* Your task:
Continue the mailing-list post about iperf 2 latency measurements from where it stops.

* Passage provided:
== Segment start ==
2021-07-12 Thread Bob McMahon via Cerowrt-devel
--- Begin Message ---
To be clear, it's a OS write() using a socket opened with TCP and the final
OS read() of that write. The write size is set using -l or --length. OWD
requires --trip-times option.

Bob

On Mon, Jul 12, 2021 at 11:21 AM Bob McMahon 
wrote:

> iperf 2 supports OWD and gives full histograms for TCP write to read, TCP
> connect times, latency of packets (with UDP), latency of "frames" with
> simulated video traffic (TCP and UDP), xfer times of bursts with low duty
> cycle traffic, and TCP RTT (sampling based.) It also has support for
> sampling (per interval reports) down to 100 usecs if configured with
> --enable-fastsampling, otherwise the fastest sampling is 5 ms. We've
> released all this as open source.
>
> OWD only works if the end realtime clocks are synchronized using a
> "machine level" protocol such as IEEE 1588 or PTP. Sadly, *most data
> centers don't provide sufficient level of clock accuracy and the GPS pulse
> per second * to colo and vm customers.
== Segment end ==
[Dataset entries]
== Segment start ==
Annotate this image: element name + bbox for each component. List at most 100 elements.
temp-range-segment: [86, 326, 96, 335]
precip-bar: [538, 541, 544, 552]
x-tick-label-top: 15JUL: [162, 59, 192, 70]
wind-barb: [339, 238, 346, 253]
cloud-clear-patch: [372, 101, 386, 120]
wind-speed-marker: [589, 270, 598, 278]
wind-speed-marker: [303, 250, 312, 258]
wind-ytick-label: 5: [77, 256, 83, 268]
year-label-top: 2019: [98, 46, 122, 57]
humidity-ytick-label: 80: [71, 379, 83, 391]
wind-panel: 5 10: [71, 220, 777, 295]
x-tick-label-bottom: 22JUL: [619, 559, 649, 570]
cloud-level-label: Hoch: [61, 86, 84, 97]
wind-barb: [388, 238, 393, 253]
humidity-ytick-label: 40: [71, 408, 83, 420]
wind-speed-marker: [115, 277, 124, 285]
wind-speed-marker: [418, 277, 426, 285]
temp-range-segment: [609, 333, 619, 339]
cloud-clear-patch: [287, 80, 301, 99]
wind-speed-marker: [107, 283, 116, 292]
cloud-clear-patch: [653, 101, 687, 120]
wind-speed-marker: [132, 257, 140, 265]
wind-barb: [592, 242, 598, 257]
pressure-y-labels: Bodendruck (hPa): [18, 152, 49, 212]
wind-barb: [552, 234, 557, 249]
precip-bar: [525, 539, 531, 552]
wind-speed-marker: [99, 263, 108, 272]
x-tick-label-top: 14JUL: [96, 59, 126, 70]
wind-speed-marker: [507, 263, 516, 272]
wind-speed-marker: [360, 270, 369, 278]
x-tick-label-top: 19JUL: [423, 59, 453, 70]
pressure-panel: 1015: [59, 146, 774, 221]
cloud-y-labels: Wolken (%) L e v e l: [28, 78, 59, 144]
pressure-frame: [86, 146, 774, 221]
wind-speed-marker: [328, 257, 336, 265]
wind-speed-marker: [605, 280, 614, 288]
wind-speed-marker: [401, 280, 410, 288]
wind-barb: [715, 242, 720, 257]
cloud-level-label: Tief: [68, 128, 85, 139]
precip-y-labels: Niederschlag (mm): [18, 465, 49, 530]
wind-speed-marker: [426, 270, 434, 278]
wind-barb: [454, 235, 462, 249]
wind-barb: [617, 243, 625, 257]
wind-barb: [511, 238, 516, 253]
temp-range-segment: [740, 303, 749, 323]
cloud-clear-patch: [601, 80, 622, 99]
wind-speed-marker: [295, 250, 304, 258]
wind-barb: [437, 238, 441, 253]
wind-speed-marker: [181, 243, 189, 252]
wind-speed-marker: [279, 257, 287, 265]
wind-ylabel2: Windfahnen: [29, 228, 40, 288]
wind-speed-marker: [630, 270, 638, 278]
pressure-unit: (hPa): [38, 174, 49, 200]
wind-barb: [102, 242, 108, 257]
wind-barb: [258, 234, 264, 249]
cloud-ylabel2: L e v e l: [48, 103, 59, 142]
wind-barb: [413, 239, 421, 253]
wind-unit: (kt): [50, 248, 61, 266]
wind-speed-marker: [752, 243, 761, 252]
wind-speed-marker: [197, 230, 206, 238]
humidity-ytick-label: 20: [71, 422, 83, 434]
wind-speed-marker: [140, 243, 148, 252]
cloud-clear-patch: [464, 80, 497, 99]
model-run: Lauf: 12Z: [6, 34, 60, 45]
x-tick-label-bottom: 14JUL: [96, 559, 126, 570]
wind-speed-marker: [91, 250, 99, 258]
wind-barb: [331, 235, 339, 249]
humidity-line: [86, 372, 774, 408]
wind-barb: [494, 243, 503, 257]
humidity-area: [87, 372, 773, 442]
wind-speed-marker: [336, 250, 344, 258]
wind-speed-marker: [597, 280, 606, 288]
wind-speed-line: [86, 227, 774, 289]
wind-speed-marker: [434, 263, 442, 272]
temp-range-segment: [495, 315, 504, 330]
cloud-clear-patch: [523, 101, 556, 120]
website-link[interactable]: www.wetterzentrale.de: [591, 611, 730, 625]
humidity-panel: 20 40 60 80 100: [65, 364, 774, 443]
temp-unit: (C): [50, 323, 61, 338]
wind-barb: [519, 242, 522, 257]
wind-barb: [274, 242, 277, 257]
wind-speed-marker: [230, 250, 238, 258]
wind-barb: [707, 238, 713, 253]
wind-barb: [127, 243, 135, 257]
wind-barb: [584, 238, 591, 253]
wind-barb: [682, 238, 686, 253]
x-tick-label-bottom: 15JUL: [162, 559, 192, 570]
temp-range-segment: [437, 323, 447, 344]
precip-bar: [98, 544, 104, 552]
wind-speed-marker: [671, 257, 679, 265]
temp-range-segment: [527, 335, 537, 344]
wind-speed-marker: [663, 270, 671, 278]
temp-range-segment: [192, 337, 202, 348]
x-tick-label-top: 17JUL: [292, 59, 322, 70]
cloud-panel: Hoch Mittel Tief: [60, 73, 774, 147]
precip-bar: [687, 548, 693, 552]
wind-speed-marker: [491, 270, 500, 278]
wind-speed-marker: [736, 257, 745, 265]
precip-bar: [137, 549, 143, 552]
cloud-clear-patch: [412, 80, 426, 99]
== Segment end ==
* Exercise answer:
>
> https://iperf2.sourceforge.io/iperf-manpage.html
>
> Bob
>
> On Mon, Jul 12, 2021 at 10:40 AM David P. Reed 
> wrote:
>
>>
>> On Monday, July 12, 2021 9:46am, "Livingood, Jason" <
>> jason_living...@comcast.com> said:
>>
>> > I think latency/delay is becoming seen to be as important certainly, if
>> not a more direct proxy for end user QoE. This is all still evolving and I
>> have to say is a super interesting & fun thing to work on. :-)
>>
>> If I could manage to sell one idea to the management hierarchy of
>> communications industry CEOs (operators, vendors, ...) it is this one:
>>
>> "It's the end-to-end latency, stupid!"
>>
>> And I mean, by end-to-end, latency to complete a task at a relevant layer
>> of abstraction.
>>
>> At the link level, it's packet send to packet receive completion.
>>
>> But at the transport level including retransmission buffers, it's
>> datagram (or message) origination until the acknowledgement arrives for
>> that message being delivered after whatever number of retransmissions,
>> freeing the retransmission buffer.
>>
>> At the WWW level, it's mouse click to display update corresponding to
>> completion of the request.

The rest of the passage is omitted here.